_Given data_.
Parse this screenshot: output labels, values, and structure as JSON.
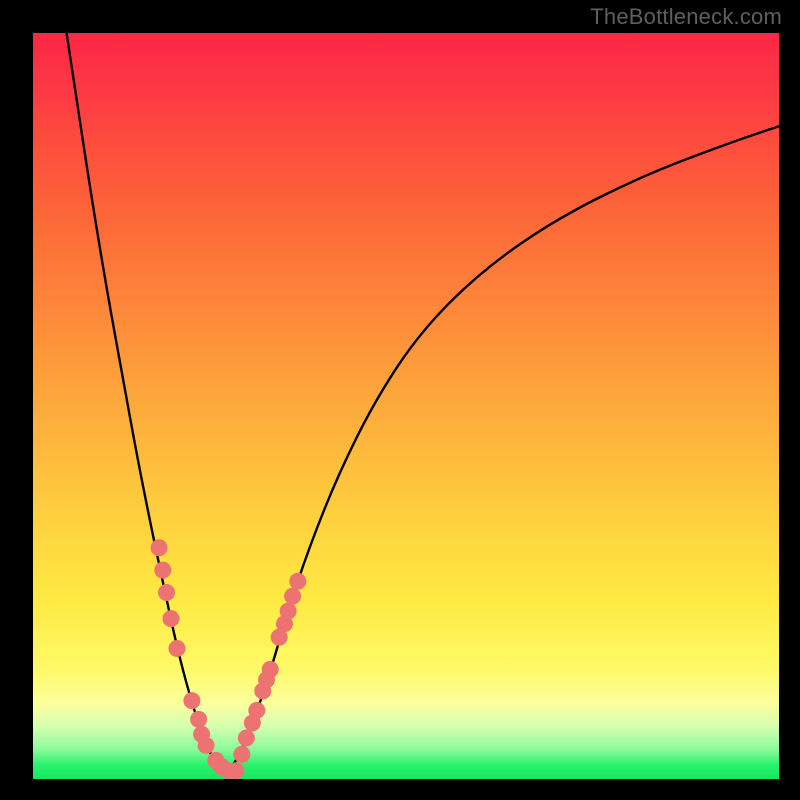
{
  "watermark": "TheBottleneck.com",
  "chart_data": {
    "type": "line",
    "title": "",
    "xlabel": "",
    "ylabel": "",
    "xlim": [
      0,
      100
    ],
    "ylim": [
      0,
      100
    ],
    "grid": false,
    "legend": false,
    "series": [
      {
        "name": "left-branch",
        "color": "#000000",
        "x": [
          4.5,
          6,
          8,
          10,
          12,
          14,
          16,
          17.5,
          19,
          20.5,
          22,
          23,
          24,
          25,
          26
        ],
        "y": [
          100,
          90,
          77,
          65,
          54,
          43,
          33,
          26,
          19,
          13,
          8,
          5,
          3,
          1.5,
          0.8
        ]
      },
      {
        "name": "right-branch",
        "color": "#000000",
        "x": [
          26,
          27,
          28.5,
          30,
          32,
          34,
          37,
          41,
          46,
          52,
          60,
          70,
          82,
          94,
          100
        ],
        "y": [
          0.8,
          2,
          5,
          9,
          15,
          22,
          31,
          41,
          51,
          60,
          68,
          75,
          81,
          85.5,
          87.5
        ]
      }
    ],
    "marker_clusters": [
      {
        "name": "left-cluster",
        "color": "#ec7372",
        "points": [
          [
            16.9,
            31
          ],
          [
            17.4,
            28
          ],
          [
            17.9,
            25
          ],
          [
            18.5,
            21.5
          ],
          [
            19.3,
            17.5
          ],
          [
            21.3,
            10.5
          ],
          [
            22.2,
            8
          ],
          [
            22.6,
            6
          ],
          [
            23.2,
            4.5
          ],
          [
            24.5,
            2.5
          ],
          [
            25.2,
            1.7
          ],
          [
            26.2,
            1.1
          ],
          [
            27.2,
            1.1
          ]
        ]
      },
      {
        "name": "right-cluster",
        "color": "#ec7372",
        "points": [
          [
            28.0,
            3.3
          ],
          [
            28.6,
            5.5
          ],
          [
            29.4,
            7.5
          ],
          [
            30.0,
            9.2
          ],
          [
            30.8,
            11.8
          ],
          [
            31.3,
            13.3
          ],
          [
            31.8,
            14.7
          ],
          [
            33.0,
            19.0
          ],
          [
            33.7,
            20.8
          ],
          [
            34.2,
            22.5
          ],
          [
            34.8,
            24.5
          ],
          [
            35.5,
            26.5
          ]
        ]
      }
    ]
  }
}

_Given problem_. Of the lines in the material, how many include "name"? Respond with the number alone.

_Finished exercise_. 4